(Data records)
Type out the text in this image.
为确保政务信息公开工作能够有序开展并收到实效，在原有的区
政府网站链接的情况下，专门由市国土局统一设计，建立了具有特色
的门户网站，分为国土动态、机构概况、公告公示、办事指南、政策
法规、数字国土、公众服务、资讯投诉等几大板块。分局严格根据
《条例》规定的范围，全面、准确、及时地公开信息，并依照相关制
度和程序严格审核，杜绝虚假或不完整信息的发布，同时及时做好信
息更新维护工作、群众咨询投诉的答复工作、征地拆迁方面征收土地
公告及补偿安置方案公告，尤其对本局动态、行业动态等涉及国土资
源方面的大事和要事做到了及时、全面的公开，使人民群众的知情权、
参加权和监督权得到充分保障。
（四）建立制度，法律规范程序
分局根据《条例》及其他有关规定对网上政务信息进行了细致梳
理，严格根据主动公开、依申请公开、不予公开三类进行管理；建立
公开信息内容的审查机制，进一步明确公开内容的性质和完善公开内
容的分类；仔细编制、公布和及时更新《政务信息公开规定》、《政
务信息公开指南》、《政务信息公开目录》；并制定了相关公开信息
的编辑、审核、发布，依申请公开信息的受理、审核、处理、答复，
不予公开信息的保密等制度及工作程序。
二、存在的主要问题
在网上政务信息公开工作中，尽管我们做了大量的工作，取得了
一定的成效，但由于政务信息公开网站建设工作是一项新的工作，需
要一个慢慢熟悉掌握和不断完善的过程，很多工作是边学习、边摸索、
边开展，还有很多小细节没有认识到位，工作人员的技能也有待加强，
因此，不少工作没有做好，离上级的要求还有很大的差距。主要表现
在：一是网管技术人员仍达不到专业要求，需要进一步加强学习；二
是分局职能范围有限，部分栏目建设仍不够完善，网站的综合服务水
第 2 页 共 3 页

- _Written request_:
The records above must be output exactly, in full.

- _Worked solution_:
Type out the text in this image.
为确保政务信息公开工作能够有序开展并收到实效，在原有的区
政府网站链接的情况下，专门由市国土局统一设计，建立了具有特色
的门户网站，分为国土动态、机构概况、公告公示、办事指南、政策
法规、数字国土、公众服务、资讯投诉等几大板块。分局严格根据
《条例》规定的范围，全面、准确、及时地公开信息，并依照相关制
度和程序严格审核，杜绝虚假或不完整信息的发布，同时及时做好信
息更新维护工作、群众咨询投诉的答复工作、征地拆迁方面征收土地
公告及补偿安置方案公告，尤其对本局动态、行业动态等涉及国土资
源方面的大事和要事做到了及时、全面的公开，使人民群众的知情权、
参加权和监督权得到充分保障。
（四）建立制度，法律规范程序
分局根据《条例》及其他有关规定对网上政务信息进行了细致梳
理，严格根据主动公开、依申请公开、不予公开三类进行管理；建立
公开信息内容的审查机制，进一步明确公开内容的性质和完善公开内
容的分类；仔细编制、公布和及时更新《政务信息公开规定》、《政
务信息公开指南》、《政务信息公开目录》；并制定了相关公开信息
的编辑、审核、发布，依申请公开信息的受理、审核、处理、答复，
不予公开信息的保密等制度及工作程序。
二、存在的主要问题
在网上政务信息公开工作中，尽管我们做了大量的工作，取得了
一定的成效，但由于政务信息公开网站建设工作是一项新的工作，需
要一个慢慢熟悉掌握和不断完善的过程，很多工作是边学习、边摸索、
边开展，还有很多小细节没有认识到位，工作人员的技能也有待加强，
因此，不少工作没有做好，离上级的要求还有很大的差距。主要表现
在：一是网管技术人员仍达不到专业要求，需要进一步加强学习；二
是分局职能范围有限，部分栏目建设仍不够完善，网站的综合服务水
第 2 页 共 3 页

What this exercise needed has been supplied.